>> begin RECORDS FOR THE EXERCISE
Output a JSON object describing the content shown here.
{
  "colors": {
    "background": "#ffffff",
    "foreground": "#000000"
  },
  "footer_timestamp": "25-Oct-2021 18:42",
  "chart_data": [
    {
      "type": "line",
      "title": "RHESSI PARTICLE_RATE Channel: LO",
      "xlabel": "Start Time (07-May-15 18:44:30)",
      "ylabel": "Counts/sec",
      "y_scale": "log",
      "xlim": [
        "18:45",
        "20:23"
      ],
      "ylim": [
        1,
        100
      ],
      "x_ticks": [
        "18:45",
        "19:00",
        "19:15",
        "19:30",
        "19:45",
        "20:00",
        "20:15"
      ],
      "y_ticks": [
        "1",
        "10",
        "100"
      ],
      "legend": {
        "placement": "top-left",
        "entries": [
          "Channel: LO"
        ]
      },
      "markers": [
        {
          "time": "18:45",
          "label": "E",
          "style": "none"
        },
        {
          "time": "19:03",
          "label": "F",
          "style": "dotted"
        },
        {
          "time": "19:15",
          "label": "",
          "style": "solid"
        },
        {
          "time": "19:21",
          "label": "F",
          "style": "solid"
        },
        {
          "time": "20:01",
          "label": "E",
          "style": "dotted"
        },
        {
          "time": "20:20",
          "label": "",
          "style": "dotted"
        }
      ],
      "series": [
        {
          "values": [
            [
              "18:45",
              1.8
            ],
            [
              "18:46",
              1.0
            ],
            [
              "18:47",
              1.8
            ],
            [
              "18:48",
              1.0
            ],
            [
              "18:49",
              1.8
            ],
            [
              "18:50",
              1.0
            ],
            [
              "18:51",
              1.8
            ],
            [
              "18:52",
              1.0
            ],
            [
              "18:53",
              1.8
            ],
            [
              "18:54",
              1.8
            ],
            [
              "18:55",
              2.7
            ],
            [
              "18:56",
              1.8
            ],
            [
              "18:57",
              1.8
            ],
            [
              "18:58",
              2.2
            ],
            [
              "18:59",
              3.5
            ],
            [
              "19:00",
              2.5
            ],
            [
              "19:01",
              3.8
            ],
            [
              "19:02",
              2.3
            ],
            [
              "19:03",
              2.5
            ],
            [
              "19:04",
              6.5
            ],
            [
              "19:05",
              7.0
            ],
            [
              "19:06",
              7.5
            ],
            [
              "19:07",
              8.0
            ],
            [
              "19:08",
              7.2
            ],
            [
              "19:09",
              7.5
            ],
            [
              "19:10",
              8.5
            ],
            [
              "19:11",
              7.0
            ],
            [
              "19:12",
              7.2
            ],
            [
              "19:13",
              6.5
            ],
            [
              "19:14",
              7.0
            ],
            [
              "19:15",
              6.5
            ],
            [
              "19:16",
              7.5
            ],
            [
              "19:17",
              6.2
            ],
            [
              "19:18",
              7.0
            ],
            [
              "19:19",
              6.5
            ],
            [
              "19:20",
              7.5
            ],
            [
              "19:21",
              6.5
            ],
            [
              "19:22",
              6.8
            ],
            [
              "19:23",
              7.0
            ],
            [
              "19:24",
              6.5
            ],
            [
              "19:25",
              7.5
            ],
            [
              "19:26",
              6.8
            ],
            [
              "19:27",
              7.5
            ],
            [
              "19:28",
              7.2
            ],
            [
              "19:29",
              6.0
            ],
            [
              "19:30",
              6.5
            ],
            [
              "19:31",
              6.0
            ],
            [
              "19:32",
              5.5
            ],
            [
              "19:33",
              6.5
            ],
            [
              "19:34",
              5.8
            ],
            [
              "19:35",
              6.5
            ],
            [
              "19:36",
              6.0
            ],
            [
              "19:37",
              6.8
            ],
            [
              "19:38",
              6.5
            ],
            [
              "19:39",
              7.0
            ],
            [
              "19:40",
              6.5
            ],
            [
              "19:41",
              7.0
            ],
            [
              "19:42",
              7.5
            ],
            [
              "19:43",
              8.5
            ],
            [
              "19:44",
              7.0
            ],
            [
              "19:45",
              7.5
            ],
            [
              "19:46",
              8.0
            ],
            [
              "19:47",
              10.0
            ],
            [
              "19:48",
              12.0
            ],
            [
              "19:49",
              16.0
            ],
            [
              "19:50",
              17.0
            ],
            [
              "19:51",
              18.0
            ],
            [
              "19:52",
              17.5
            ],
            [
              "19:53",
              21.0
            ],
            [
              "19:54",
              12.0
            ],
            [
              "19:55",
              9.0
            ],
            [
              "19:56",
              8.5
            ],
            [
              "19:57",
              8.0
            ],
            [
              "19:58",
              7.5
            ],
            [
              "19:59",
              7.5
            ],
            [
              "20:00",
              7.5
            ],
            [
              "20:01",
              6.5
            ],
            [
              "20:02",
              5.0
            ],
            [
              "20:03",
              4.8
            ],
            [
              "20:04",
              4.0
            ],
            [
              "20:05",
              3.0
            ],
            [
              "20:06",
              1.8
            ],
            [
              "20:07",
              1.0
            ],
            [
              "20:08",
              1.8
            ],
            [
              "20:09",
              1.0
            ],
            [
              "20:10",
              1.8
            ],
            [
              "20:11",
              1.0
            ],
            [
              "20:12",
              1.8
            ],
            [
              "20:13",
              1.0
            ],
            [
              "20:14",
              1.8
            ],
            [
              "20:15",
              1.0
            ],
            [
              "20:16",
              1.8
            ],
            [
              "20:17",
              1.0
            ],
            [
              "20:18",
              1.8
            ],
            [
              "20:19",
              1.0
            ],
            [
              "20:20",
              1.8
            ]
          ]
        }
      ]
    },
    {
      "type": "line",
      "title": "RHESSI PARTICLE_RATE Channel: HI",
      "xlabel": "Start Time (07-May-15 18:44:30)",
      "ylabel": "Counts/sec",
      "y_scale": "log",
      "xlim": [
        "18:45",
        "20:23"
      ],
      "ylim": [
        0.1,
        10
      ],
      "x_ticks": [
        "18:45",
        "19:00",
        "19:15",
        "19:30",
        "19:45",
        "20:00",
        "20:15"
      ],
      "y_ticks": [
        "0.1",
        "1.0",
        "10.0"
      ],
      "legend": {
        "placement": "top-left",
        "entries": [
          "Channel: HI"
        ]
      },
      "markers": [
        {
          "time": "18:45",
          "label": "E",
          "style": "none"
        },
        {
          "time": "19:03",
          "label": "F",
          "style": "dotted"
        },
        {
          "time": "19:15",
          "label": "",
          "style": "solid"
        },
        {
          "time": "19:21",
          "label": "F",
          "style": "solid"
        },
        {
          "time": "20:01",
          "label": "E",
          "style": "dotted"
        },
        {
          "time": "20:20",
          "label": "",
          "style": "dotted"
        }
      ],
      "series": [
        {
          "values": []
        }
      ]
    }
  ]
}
>> end RECORDS FOR THE EXERCISE
> WHAT THE TASK ASKS:
Transcribe each record exactly. Leave nothing out.

> CORRECT ANSWER:
Output a JSON object describing the content shown here.
{
  "colors": {
    "background": "#ffffff",
    "foreground": "#000000"
  },
  "footer_timestamp": "25-Oct-2021 18:42",
  "chart_data": [
    {
      "type": "line",
      "title": "RHESSI PARTICLE_RATE Channel: LO",
      "xlabel": "Start Time (07-May-15 18:44:30)",
      "ylabel": "Counts/sec",
      "y_scale": "log",
      "xlim": [
        "18:45",
        "20:23"
      ],
      "ylim": [
        1,
        100
      ],
      "x_ticks": [
        "18:45",
        "19:00",
        "19:15",
        "19:30",
        "19:45",
        "20:00",
        "20:15"
      ],
      "y_ticks": [
        "1",
        "10",
        "100"
      ],
      "legend": {
        "placement": "top-left",
        "entries": [
          "Channel: LO"
        ]
      },
      "markers": [
        {
          "time": "18:45",
          "label": "E",
          "style": "none"
        },
        {
          "time": "19:03",
          "label": "F",
          "style": "dotted"
        },
        {
          "time": "19:15",
          "label": "",
          "style": "solid"
        },
        {
          "time": "19:21",
          "label": "F",
          "style": "solid"
        },
        {
          "time": "20:01",
          "label": "E",
          "style": "dotted"
        },
        {
          "time": "20:20",
          "label": "",
          "style": "dotted"
        }
      ],
      "series": [
        {
          "values": [
            [
              "18:45",
              1.8
            ],
            [
              "18:46",
              1.0
            ],
            [
              "18:47",
              1.8
            ],
            [
              "18:48",
              1.0
            ],
            [
              "18:49",
              1.8
            ],
            [
              "18:50",
              1.0
            ],
            [
              "18:51",
              1.8
            ],
            [
              "18:52",
              1.0
            ],
            [
              "18:53",
              1.8
            ],
            [
              "18:54",
              1.8
            ],
            [
              "18:55",
              2.7
            ],
            [
              "18:56",
              1.8
            ],
            [
              "18:57",
              1.8
            ],
            [
              "18:58",
              2.2
            ],
            [
              "18:59",
              3.5
            ],
            [
              "19:00",
              2.5
            ],
            [
              "19:01",
              3.8
            ],
            [
              "19:02",
              2.3
            ],
            [
              "19:03",
              2.5
            ],
            [
              "19:04",
              6.5
            ],
            [
              "19:05",
              7.0
            ],
            [
              "19:06",
              7.5
            ],
            [
              "19:07",
              8.0
            ],
            [
              "19:08",
              7.2
            ],
            [
              "19:09",
              7.5
            ],
            [
              "19:10",
              8.5
            ],
            [
              "19:11",
              7.0
            ],
            [
              "19:12",
              7.2
            ],
            [
              "19:13",
              6.5
            ],
            [
              "19:14",
              7.0
            ],
            [
              "19:15",
              6.5
            ],
            [
              "19:16",
              7.5
            ],
            [
              "19:17",
              6.2
            ],
            [
              "19:18",
              7.0
            ],
            [
              "19:19",
              6.5
            ],
            [
              "19:20",
              7.5
            ],
            [
              "19:21",
              6.5
            ],
            [
              "19:22",
              6.8
            ],
            [
              "19:23",
              7.0
            ],
            [
              "19:24",
              6.5
            ],
            [
              "19:25",
              7.5
            ],
            [
              "19:26",
              6.8
            ],
            [
              "19:27",
              7.5
            ],
            [
              "19:28",
              7.2
            ],
            [
              "19:29",
              6.0
            ],
            [
              "19:30",
              6.5
            ],
            [
              "19:31",
              6.0
            ],
            [
              "19:32",
              5.5
            ],
            [
              "19:33",
              6.5
            ],
            [
              "19:34",
              5.8
            ],
            [
              "19:35",
              6.5
            ],
            [
              "19:36",
              6.0
            ],
            [
              "19:37",
              6.8
            ],
            [
              "19:38",
              6.5
            ],
            [
              "19:39",
              7.0
            ],
            [
              "19:40",
              6.5
            ],
            [
              "19:41",
              7.0
            ],
            [
              "19:42",
              7.5
            ],
            [
              "19:43",
              8.5
            ],
            [
              "19:44",
              7.0
            ],
            [
              "19:45",
              7.5
            ],
            [
              "19:46",
              8.0
            ],
            [
              "19:47",
              10.0
            ],
            [
              "19:48",
              12.0
            ],
            [
              "19:49",
              16.0
            ],
            [
              "19:50",
              17.0
            ],
            [
              "19:51",
              18.0
            ],
            [
              "19:52",
              17.5
            ],
            [
              "19:53",
              21.0
            ],
            [
              "19:54",
              12.0
            ],
            [
              "19:55",
              9.0
            ],
            [
              "19:56",
              8.5
            ],
            [
              "19:57",
              8.0
            ],
            [
              "19:58",
              7.5
            ],
            [
              "19:59",
              7.5
            ],
            [
              "20:00",
              7.5
            ],
            [
              "20:01",
              6.5
            ],
            [
              "20:02",
              5.0
            ],
            [
              "20:03",
              4.8
            ],
            [
              "20:04",
              4.0
            ],
            [
              "20:05",
              3.0
            ],
            [
              "20:06",
              1.8
            ],
            [
              "20:07",
              1.0
            ],
            [
              "20:08",
              1.8
            ],
            [
              "20:09",
              1.0
            ],
            [
              "20:10",
              1.8
            ],
            [
              "20:11",
              1.0
            ],
            [
              "20:12",
              1.8
            ],
            [
              "20:13",
              1.0
            ],
            [
              "20:14",
              1.8
            ],
            [
              "20:15",
              1.0
            ],
            [
              "20:16",
              1.8
            ],
            [
              "20:17",
              1.0
            ],
            [
              "20:18",
              1.8
            ],
            [
              "20:19",
              1.0
            ],
            [
              "20:20",
              1.8
            ]
          ]
        }
      ]
    },
    {
      "type": "line",
      "title": "RHESSI PARTICLE_RATE Channel: HI",
      "xlabel": "Start Time (07-May-15 18:44:30)",
      "ylabel": "Counts/sec",
      "y_scale": "log",
      "xlim": [
        "18:45",
        "20:23"
      ],
      "ylim": [
        0.1,
        10
      ],
      "x_ticks": [
        "18:45",
        "19:00",
        "19:15",
        "19:30",
        "19:45",
        "20:00",
        "20:15"
      ],
      "y_ticks": [
        "0.1",
        "1.0",
        "10.0"
      ],
      "legend": {
        "placement": "top-left",
        "entries": [
          "Channel: HI"
        ]
      },
      "markers": [
        {
          "time": "18:45",
          "label": "E",
          "style": "none"
        },
        {
          "time": "19:03",
          "label": "F",
          "style": "dotted"
        },
        {
          "time": "19:15",
          "label": "",
          "style": "solid"
        },
        {
          "time": "19:21",
          "label": "F",
          "style": "solid"
        },
        {
          "time": "20:01",
          "label": "E",
          "style": "dotted"
        },
        {
          "time": "20:20",
          "label": "",
          "style": "dotted"
        }
      ],
      "series": [
        {
          "values": []
        }
      ]
    }
  ]
}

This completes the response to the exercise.